## BEGIN Data for this task

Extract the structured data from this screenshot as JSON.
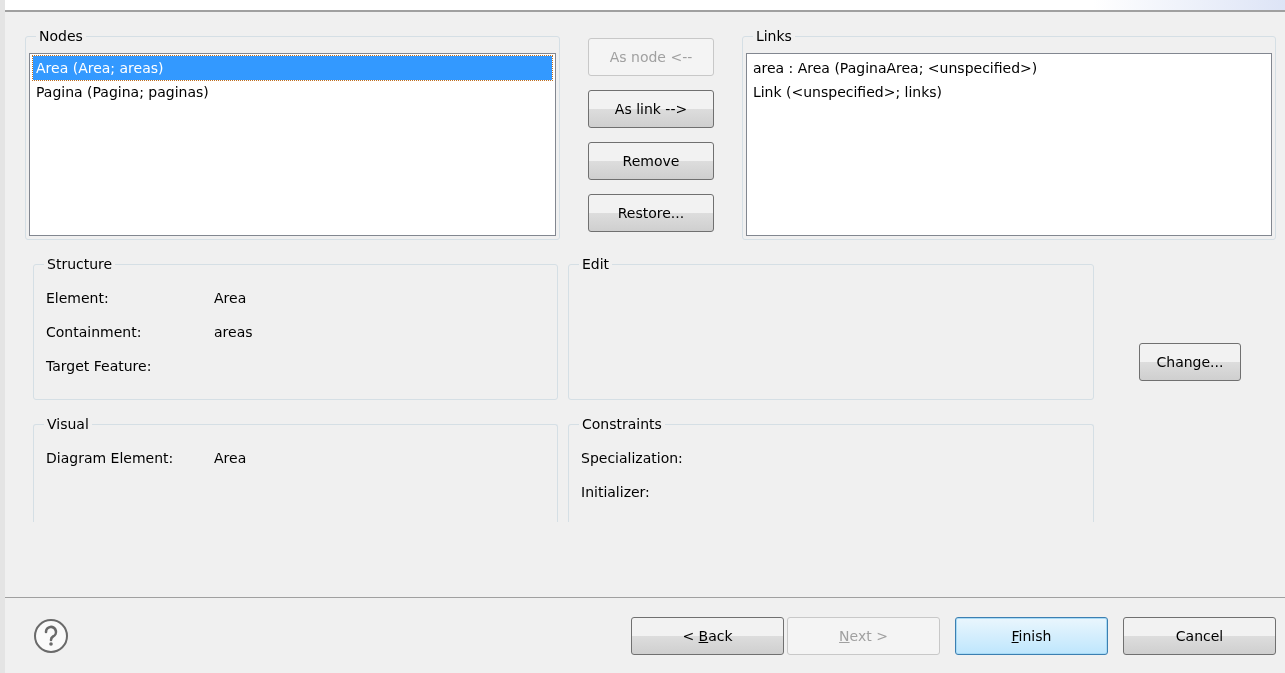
{
  "nodes": {
    "title": "Nodes",
    "items": [
      {
        "label": "Area (Area; areas)",
        "selected": true
      },
      {
        "label": "Pagina (Pagina; paginas)",
        "selected": false
      }
    ]
  },
  "move_buttons": [
    {
      "label": "As node <--",
      "disabled": true
    },
    {
      "label": "As link  -->",
      "disabled": false
    },
    {
      "label": "Remove",
      "disabled": false
    },
    {
      "label": "Restore...",
      "disabled": false
    }
  ],
  "links": {
    "title": "Links",
    "items": [
      {
        "label": "area : Area (PaginaArea; <unspecified>)",
        "selected": false
      },
      {
        "label": "Link (<unspecified>; links)",
        "selected": false
      }
    ]
  },
  "structure": {
    "title": "Structure",
    "fields": [
      {
        "label": "Element:",
        "value": "Area"
      },
      {
        "label": "Containment:",
        "value": "areas"
      },
      {
        "label": "Target Feature:"
      }
    ]
  },
  "edit": {
    "title": "Edit"
  },
  "change_button": "Change...",
  "visual": {
    "title": "Visual",
    "fields": [
      {
        "label": "Diagram Element:",
        "value": "Area"
      }
    ]
  },
  "constraints": {
    "title": "Constraints",
    "fields": [
      {
        "label": "Specialization:"
      },
      {
        "label": "Initializer:"
      }
    ]
  },
  "footer_buttons": [
    {
      "before": "< ",
      "mnemonic": "B",
      "after": "ack",
      "disabled": false,
      "default": false
    },
    {
      "mnemonic": "N",
      "after": "ext >",
      "disabled": true,
      "default": false
    },
    {
      "mnemonic": "F",
      "after": "inish",
      "disabled": false,
      "default": true
    },
    {
      "before": "Cancel",
      "disabled": false,
      "default": false
    }
  ]
}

## END Data for this task

Brief: Without including any pictures, please restate all the records exactly.

Response:
Extract the structured data from this screenshot as JSON.
{
  "nodes": {
    "title": "Nodes",
    "items": [
      {
        "label": "Area (Area; areas)",
        "selected": true
      },
      {
        "label": "Pagina (Pagina; paginas)",
        "selected": false
      }
    ]
  },
  "move_buttons": [
    {
      "label": "As node <--",
      "disabled": true
    },
    {
      "label": "As link  -->",
      "disabled": false
    },
    {
      "label": "Remove",
      "disabled": false
    },
    {
      "label": "Restore...",
      "disabled": false
    }
  ],
  "links": {
    "title": "Links",
    "items": [
      {
        "label": "area : Area (PaginaArea; <unspecified>)",
        "selected": false
      },
      {
        "label": "Link (<unspecified>; links)",
        "selected": false
      }
    ]
  },
  "structure": {
    "title": "Structure",
    "fields": [
      {
        "label": "Element:",
        "value": "Area"
      },
      {
        "label": "Containment:",
        "value": "areas"
      },
      {
        "label": "Target Feature:"
      }
    ]
  },
  "edit": {
    "title": "Edit"
  },
  "change_button": "Change...",
  "visual": {
    "title": "Visual",
    "fields": [
      {
        "label": "Diagram Element:",
        "value": "Area"
      }
    ]
  },
  "constraints": {
    "title": "Constraints",
    "fields": [
      {
        "label": "Specialization:"
      },
      {
        "label": "Initializer:"
      }
    ]
  },
  "footer_buttons": [
    {
      "before": "< ",
      "mnemonic": "B",
      "after": "ack",
      "disabled": false,
      "default": false
    },
    {
      "mnemonic": "N",
      "after": "ext >",
      "disabled": true,
      "default": false
    },
    {
      "mnemonic": "F",
      "after": "inish",
      "disabled": false,
      "default": true
    },
    {
      "before": "Cancel",
      "disabled": false,
      "default": false
    }
  ]
}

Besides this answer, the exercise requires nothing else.